(Aim): Each line of the listing that contains the word "name" is to be copied.

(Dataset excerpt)
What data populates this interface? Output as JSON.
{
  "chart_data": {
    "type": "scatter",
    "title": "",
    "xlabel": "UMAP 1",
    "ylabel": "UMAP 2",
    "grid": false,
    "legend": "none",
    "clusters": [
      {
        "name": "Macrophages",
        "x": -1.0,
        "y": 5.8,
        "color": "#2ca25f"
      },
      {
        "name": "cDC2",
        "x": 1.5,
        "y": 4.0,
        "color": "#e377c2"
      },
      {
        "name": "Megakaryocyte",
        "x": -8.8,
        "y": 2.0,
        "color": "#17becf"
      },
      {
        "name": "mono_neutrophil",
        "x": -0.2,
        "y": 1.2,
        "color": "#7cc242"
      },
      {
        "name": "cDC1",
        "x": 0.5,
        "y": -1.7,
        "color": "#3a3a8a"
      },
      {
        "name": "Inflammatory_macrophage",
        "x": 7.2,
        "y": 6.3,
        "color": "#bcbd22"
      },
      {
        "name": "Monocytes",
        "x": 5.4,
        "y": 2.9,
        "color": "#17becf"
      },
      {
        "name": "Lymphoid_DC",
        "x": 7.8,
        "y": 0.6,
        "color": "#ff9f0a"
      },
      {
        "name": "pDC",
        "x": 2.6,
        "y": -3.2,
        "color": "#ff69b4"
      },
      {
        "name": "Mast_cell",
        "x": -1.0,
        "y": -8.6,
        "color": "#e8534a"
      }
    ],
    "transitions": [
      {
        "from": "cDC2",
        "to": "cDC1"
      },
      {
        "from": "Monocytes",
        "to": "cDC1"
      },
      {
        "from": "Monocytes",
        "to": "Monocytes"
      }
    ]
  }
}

(The output):
        "name": "Macrophages",
        "name": "cDC2",
        "name": "Megakaryocyte",
        "name": "mono_neutrophil",
        "name": "cDC1",
        "name": "Inflammatory_macrophage",
        "name": "Monocytes",
        "name": "Lymphoid_DC",
        "name": "pDC",
        "name": "Mast_cell",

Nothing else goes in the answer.